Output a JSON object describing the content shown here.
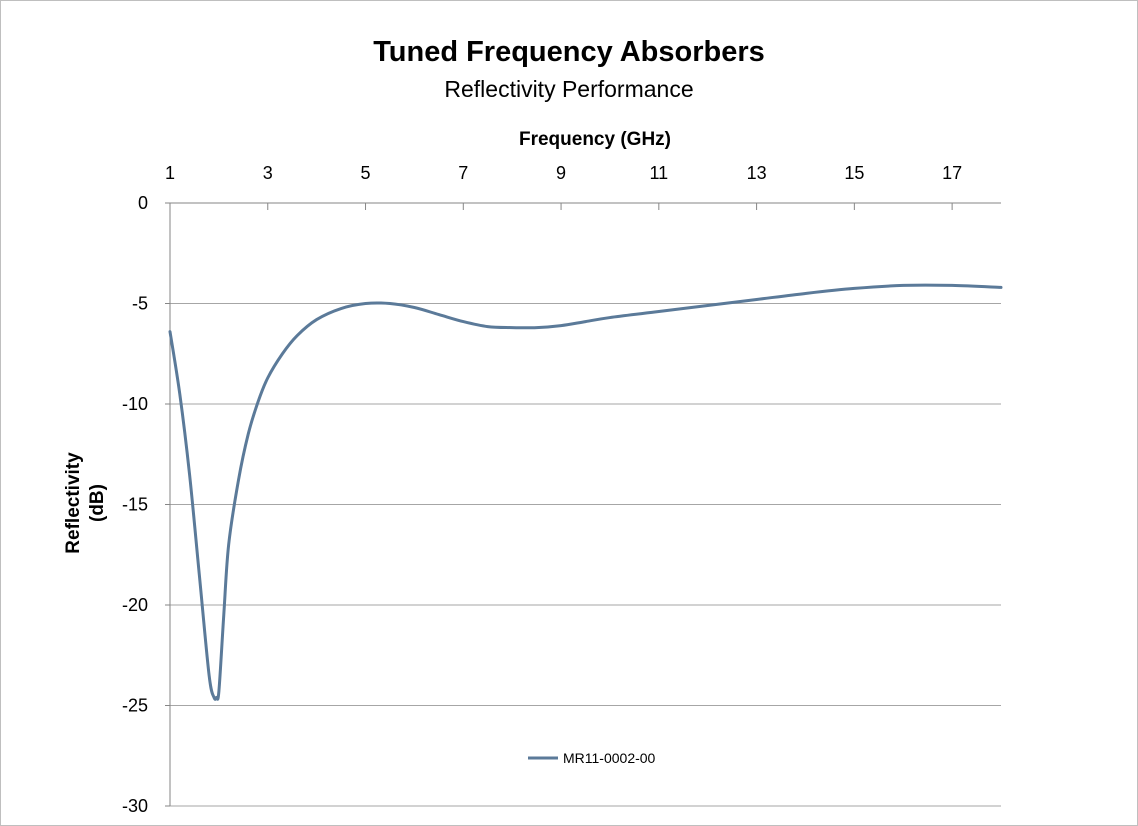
{
  "chart_data": {
    "type": "line",
    "title": "Tuned Frequency Absorbers",
    "subtitle": "Reflectivity Performance",
    "xlabel": "Frequency (GHz)",
    "ylabel_line1": "Reflectivity",
    "ylabel_line2": "(dB)",
    "xlim": [
      1,
      18
    ],
    "ylim": [
      -30,
      0
    ],
    "x_ticks": [
      1,
      3,
      5,
      7,
      9,
      11,
      13,
      15,
      17
    ],
    "y_ticks": [
      0,
      -5,
      -10,
      -15,
      -20,
      -25,
      -30
    ],
    "grid": "horizontal",
    "legend_position": "bottom",
    "colors": {
      "series": "#5b7a99",
      "grid": "#a6a6a6",
      "axis": "#868686"
    },
    "series": [
      {
        "name": "MR11-0002-00",
        "x": [
          1.0,
          1.2,
          1.4,
          1.6,
          1.8,
          1.9,
          1.95,
          2.0,
          2.1,
          2.2,
          2.4,
          2.6,
          2.8,
          3.0,
          3.3,
          3.6,
          4.0,
          4.5,
          5.0,
          5.5,
          6.0,
          6.5,
          7.0,
          7.5,
          8.0,
          8.5,
          9.0,
          9.5,
          10.0,
          11.0,
          12.0,
          13.0,
          14.0,
          15.0,
          16.0,
          17.0,
          18.0
        ],
        "y": [
          -6.4,
          -9.5,
          -13.5,
          -18.5,
          -23.5,
          -24.6,
          -24.6,
          -24.3,
          -20.5,
          -17.0,
          -13.8,
          -11.5,
          -9.9,
          -8.7,
          -7.5,
          -6.6,
          -5.8,
          -5.25,
          -5.0,
          -5.0,
          -5.2,
          -5.55,
          -5.9,
          -6.15,
          -6.2,
          -6.2,
          -6.1,
          -5.9,
          -5.7,
          -5.4,
          -5.1,
          -4.8,
          -4.5,
          -4.25,
          -4.1,
          -4.1,
          -4.2
        ]
      }
    ]
  }
}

◆ ◆ ◆ ◆ ◆ ◆ ◆

| Stated exercise |
Leave the pictures out and write out every entry exactly as given.

| Solution below |
Output a JSON object describing the content shown here.
{
  "chart_data": {
    "type": "line",
    "title": "Tuned Frequency Absorbers",
    "subtitle": "Reflectivity Performance",
    "xlabel": "Frequency (GHz)",
    "ylabel_line1": "Reflectivity",
    "ylabel_line2": "(dB)",
    "xlim": [
      1,
      18
    ],
    "ylim": [
      -30,
      0
    ],
    "x_ticks": [
      1,
      3,
      5,
      7,
      9,
      11,
      13,
      15,
      17
    ],
    "y_ticks": [
      0,
      -5,
      -10,
      -15,
      -20,
      -25,
      -30
    ],
    "grid": "horizontal",
    "legend_position": "bottom",
    "colors": {
      "series": "#5b7a99",
      "grid": "#a6a6a6",
      "axis": "#868686"
    },
    "series": [
      {
        "name": "MR11-0002-00",
        "x": [
          1.0,
          1.2,
          1.4,
          1.6,
          1.8,
          1.9,
          1.95,
          2.0,
          2.1,
          2.2,
          2.4,
          2.6,
          2.8,
          3.0,
          3.3,
          3.6,
          4.0,
          4.5,
          5.0,
          5.5,
          6.0,
          6.5,
          7.0,
          7.5,
          8.0,
          8.5,
          9.0,
          9.5,
          10.0,
          11.0,
          12.0,
          13.0,
          14.0,
          15.0,
          16.0,
          17.0,
          18.0
        ],
        "y": [
          -6.4,
          -9.5,
          -13.5,
          -18.5,
          -23.5,
          -24.6,
          -24.6,
          -24.3,
          -20.5,
          -17.0,
          -13.8,
          -11.5,
          -9.9,
          -8.7,
          -7.5,
          -6.6,
          -5.8,
          -5.25,
          -5.0,
          -5.0,
          -5.2,
          -5.55,
          -5.9,
          -6.15,
          -6.2,
          -6.2,
          -6.1,
          -5.9,
          -5.7,
          -5.4,
          -5.1,
          -4.8,
          -4.5,
          -4.25,
          -4.1,
          -4.1,
          -4.2
        ]
      }
    ]
  }
}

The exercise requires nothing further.